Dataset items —

--- Begin ---

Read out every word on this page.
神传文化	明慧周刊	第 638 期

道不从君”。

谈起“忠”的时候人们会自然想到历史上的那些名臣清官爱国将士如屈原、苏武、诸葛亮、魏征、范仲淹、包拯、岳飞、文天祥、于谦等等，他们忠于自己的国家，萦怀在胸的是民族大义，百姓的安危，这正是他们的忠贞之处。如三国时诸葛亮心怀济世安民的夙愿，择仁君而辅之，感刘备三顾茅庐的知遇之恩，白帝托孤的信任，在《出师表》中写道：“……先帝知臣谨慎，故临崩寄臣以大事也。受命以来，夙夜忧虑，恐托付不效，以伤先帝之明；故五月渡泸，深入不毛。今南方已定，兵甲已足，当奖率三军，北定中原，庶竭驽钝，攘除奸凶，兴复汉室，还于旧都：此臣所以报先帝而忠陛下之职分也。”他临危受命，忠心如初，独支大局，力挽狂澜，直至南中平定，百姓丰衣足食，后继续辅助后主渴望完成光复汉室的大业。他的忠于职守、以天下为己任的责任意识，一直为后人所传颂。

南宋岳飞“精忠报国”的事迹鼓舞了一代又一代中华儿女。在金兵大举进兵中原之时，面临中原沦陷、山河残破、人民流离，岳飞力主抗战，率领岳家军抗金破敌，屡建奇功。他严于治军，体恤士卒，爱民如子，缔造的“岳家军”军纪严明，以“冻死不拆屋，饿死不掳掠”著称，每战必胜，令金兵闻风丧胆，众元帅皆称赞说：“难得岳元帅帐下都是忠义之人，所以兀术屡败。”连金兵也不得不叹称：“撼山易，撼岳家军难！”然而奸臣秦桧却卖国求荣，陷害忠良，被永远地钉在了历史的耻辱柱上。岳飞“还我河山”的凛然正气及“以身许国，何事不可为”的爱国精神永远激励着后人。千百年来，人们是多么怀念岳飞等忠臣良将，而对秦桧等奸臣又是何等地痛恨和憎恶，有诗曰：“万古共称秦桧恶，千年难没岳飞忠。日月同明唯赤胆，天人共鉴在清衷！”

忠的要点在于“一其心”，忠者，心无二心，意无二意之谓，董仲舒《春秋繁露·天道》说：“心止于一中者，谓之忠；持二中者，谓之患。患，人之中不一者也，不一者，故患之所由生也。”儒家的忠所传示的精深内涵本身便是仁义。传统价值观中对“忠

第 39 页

--- End ---

Task to carry out —
All entries shown above should be printed again exactly.

Task output —
Read out every word on this page.
神传文化	明慧周刊	第 638 期

道不从君”。

谈起“忠”的时候人们会自然想到历史上的那些名臣清官爱国将士如屈原、苏武、诸葛亮、魏征、范仲淹、包拯、岳飞、文天祥、于谦等等，他们忠于自己的国家，萦怀在胸的是民族大义，百姓的安危，这正是他们的忠贞之处。如三国时诸葛亮心怀济世安民的夙愿，择仁君而辅之，感刘备三顾茅庐的知遇之恩，白帝托孤的信任，在《出师表》中写道：“……先帝知臣谨慎，故临崩寄臣以大事也。受命以来，夙夜忧虑，恐托付不效，以伤先帝之明；故五月渡泸，深入不毛。今南方已定，兵甲已足，当奖率三军，北定中原，庶竭驽钝，攘除奸凶，兴复汉室，还于旧都：此臣所以报先帝而忠陛下之职分也。”他临危受命，忠心如初，独支大局，力挽狂澜，直至南中平定，百姓丰衣足食，后继续辅助后主渴望完成光复汉室的大业。他的忠于职守、以天下为己任的责任意识，一直为后人所传颂。

南宋岳飞“精忠报国”的事迹鼓舞了一代又一代中华儿女。在金兵大举进兵中原之时，面临中原沦陷、山河残破、人民流离，岳飞力主抗战，率领岳家军抗金破敌，屡建奇功。他严于治军，体恤士卒，爱民如子，缔造的“岳家军”军纪严明，以“冻死不拆屋，饿死不掳掠”著称，每战必胜，令金兵闻风丧胆，众元帅皆称赞说：“难得岳元帅帐下都是忠义之人，所以兀术屡败。”连金兵也不得不叹称：“撼山易，撼岳家军难！”然而奸臣秦桧却卖国求荣，陷害忠良，被永远地钉在了历史的耻辱柱上。岳飞“还我河山”的凛然正气及“以身许国，何事不可为”的爱国精神永远激励着后人。千百年来，人们是多么怀念岳飞等忠臣良将，而对秦桧等奸臣又是何等地痛恨和憎恶，有诗曰：“万古共称秦桧恶，千年难没岳飞忠。日月同明唯赤胆，天人共鉴在清衷！”

忠的要点在于“一其心”，忠者，心无二心，意无二意之谓，董仲舒《春秋繁露·天道》说：“心止于一中者，谓之忠；持二中者，谓之患。患，人之中不一者也，不一者，故患之所由生也。”儒家的忠所传示的精深内涵本身便是仁义。传统价值观中对“忠

第 39 页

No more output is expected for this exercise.